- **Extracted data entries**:
════════

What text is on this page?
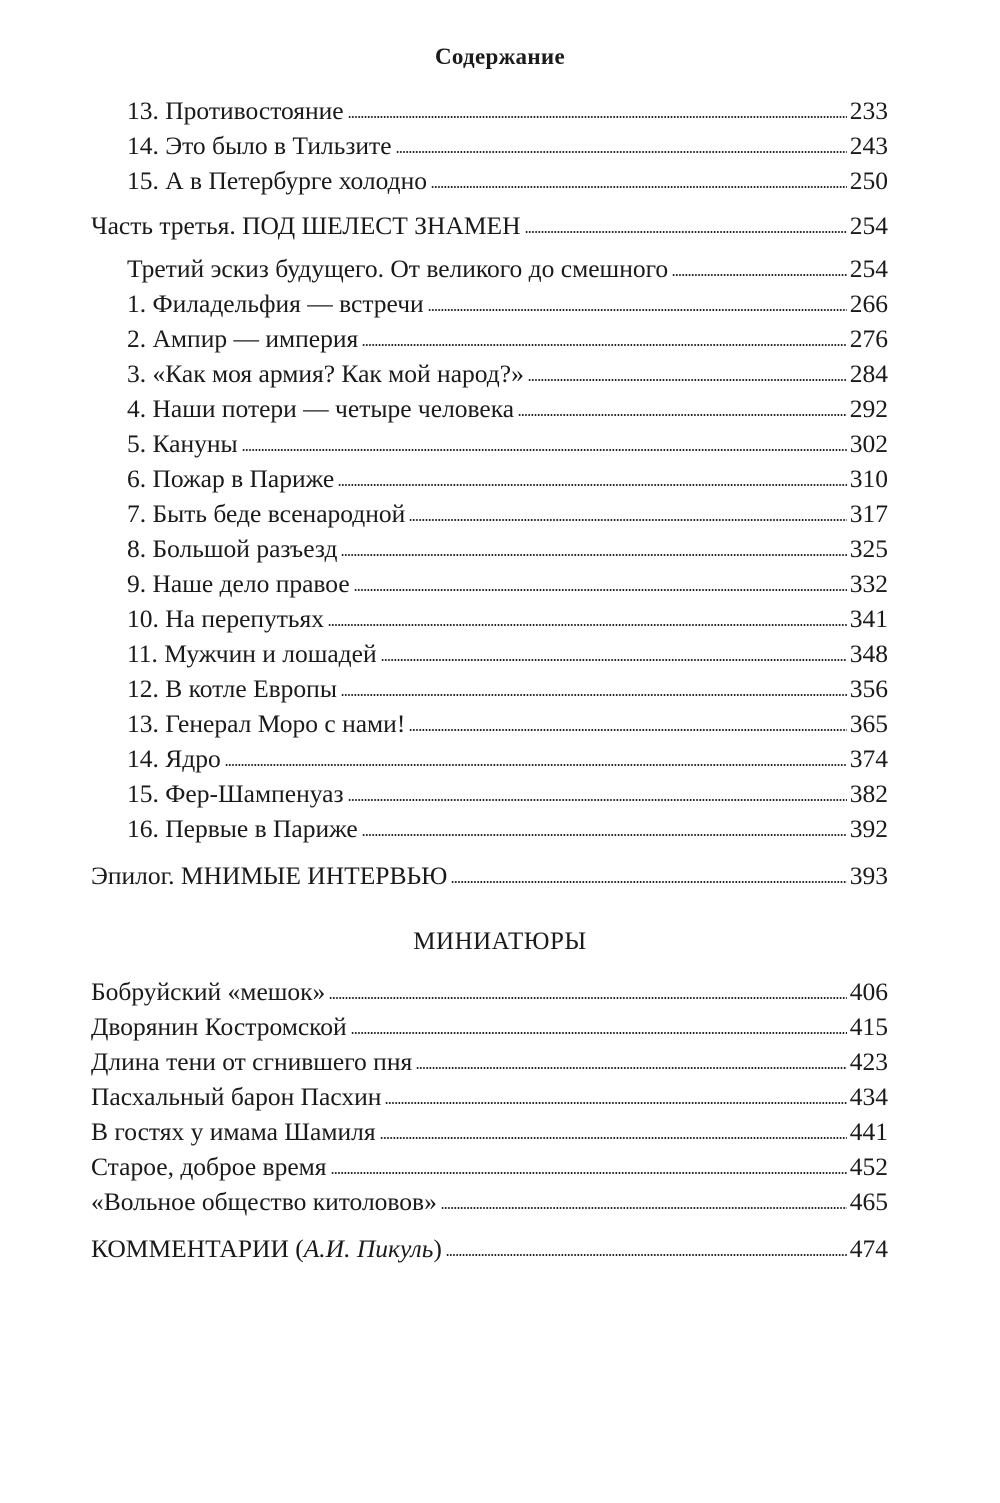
Содержание
13. Противостояние	233
14. Это было в Тильзите	243
15. А в Петербурге холодно	250
Часть третья. ПОД ШЕЛЕСТ ЗНАМЕН	254
Третий эскиз будущего. От великого до смешного	254
1. Филадельфия — встречи	266
2. Ампир — империя	276
3. «Как моя армия? Как мой народ?»	284
4. Наши потери — четыре человека	292
5. Кануны	302
6. Пожар в Париже	310
7. Быть беде всенародной	317
8. Большой разъезд	325
9. Наше дело правое	332
10. На перепутьях	341
11. Мужчин и лошадей	348
12. В котле Европы	356
13. Генерал Моро с нами!	365
14. Ядро	374
15. Фер-Шампенуаз	382
16. Первые в Париже	392
Эпилог. МНИМЫЕ ИНТЕРВЬЮ	393
МИНИАТЮРЫ
Бобруйский «мешок»	406
Дворянин Костромской	415
Длина тени от сгнившего пня	423
Пасхальный барон Пасхин	434
В гостях у имама Шамиля	441
Старое, доброе время	452
«Вольное общество китоловов»	465
КОММЕНТАРИИ (А.И. Пикуль)	474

════════

- **Given task**: From the entries above, output every line exactly and omit any image.

- **Solution to this task**:
What text is on this page?
Содержание
13. Противостояние	233
14. Это было в Тильзите	243
15. А в Петербурге холодно	250
Часть третья. ПОД ШЕЛЕСТ ЗНАМЕН	254
Третий эскиз будущего. От великого до смешного	254
1. Филадельфия — встречи	266
2. Ампир — империя	276
3. «Как моя армия? Как мой народ?»	284
4. Наши потери — четыре человека	292
5. Кануны	302
6. Пожар в Париже	310
7. Быть беде всенародной	317
8. Большой разъезд	325
9. Наше дело правое	332
10. На перепутьях	341
11. Мужчин и лошадей	348
12. В котле Европы	356
13. Генерал Моро с нами!	365
14. Ядро	374
15. Фер-Шампенуаз	382
16. Первые в Париже	392
Эпилог. МНИМЫЕ ИНТЕРВЬЮ	393
МИНИАТЮРЫ
Бобруйский «мешок»	406
Дворянин Костромской	415
Длина тени от сгнившего пня	423
Пасхальный барон Пасхин	434
В гостях у имама Шамиля	441
Старое, доброе время	452
«Вольное общество китоловов»	465
КОММЕНТАРИИ (А.И. Пикуль)	474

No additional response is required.